(Data entries)
##########

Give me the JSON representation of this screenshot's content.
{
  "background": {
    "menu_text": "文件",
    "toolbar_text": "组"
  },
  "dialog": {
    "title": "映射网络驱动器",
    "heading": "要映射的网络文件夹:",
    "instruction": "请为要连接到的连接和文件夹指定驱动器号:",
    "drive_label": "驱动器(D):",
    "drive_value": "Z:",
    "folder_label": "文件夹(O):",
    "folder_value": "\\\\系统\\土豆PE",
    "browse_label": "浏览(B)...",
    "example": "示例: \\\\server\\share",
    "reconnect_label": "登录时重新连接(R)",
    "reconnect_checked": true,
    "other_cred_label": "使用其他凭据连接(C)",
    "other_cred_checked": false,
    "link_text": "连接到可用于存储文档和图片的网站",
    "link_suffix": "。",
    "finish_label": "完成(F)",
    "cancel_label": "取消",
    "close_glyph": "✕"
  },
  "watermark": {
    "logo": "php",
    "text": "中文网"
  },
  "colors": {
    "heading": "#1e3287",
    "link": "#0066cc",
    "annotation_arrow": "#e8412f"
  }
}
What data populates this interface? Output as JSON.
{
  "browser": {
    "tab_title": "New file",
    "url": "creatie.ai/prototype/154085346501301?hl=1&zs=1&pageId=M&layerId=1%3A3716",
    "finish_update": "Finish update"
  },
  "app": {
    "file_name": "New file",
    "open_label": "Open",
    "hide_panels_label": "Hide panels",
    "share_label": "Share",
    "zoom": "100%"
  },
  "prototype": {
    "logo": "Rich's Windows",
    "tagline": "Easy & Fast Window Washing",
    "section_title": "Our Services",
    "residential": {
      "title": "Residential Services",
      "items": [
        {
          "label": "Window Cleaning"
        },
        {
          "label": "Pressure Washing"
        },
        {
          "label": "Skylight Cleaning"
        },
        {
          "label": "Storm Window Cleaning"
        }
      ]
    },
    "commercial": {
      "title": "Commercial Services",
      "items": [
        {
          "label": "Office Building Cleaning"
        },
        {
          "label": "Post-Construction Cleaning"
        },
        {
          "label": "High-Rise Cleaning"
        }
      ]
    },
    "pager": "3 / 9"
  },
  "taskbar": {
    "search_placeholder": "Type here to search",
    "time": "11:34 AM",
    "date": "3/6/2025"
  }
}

##########

**Directions**
Write out the whole listing exactly.

**Correct response**
Give me the JSON representation of this screenshot's content.
{
  "background": {
    "menu_text": "文件",
    "toolbar_text": "组"
  },
  "dialog": {
    "title": "映射网络驱动器",
    "heading": "要映射的网络文件夹:",
    "instruction": "请为要连接到的连接和文件夹指定驱动器号:",
    "drive_label": "驱动器(D):",
    "drive_value": "Z:",
    "folder_label": "文件夹(O):",
    "folder_value": "\\\\系统\\土豆PE",
    "browse_label": "浏览(B)...",
    "example": "示例: \\\\server\\share",
    "reconnect_label": "登录时重新连接(R)",
    "reconnect_checked": true,
    "other_cred_label": "使用其他凭据连接(C)",
    "other_cred_checked": false,
    "link_text": "连接到可用于存储文档和图片的网站",
    "link_suffix": "。",
    "finish_label": "完成(F)",
    "cancel_label": "取消",
    "close_glyph": "✕"
  },
  "watermark": {
    "logo": "php",
    "text": "中文网"
  },
  "colors": {
    "heading": "#1e3287",
    "link": "#0066cc",
    "annotation_arrow": "#e8412f"
  }
}
What data populates this interface? Output as JSON.
{
  "browser": {
    "tab_title": "New file",
    "url": "creatie.ai/prototype/154085346501301?hl=1&zs=1&pageId=M&layerId=1%3A3716",
    "finish_update": "Finish update"
  },
  "app": {
    "file_name": "New file",
    "open_label": "Open",
    "hide_panels_label": "Hide panels",
    "share_label": "Share",
    "zoom": "100%"
  },
  "prototype": {
    "logo": "Rich's Windows",
    "tagline": "Easy & Fast Window Washing",
    "section_title": "Our Services",
    "residential": {
      "title": "Residential Services",
      "items": [
        {
          "label": "Window Cleaning"
        },
        {
          "label": "Pressure Washing"
        },
        {
          "label": "Skylight Cleaning"
        },
        {
          "label": "Storm Window Cleaning"
        }
      ]
    },
    "commercial": {
      "title": "Commercial Services",
      "items": [
        {
          "label": "Office Building Cleaning"
        },
        {
          "label": "Post-Construction Cleaning"
        },
        {
          "label": "High-Rise Cleaning"
        }
      ]
    },
    "pager": "3 / 9"
  },
  "taskbar": {
    "search_placeholder": "Type here to search",
    "time": "11:34 AM",
    "date": "3/6/2025"
  }
}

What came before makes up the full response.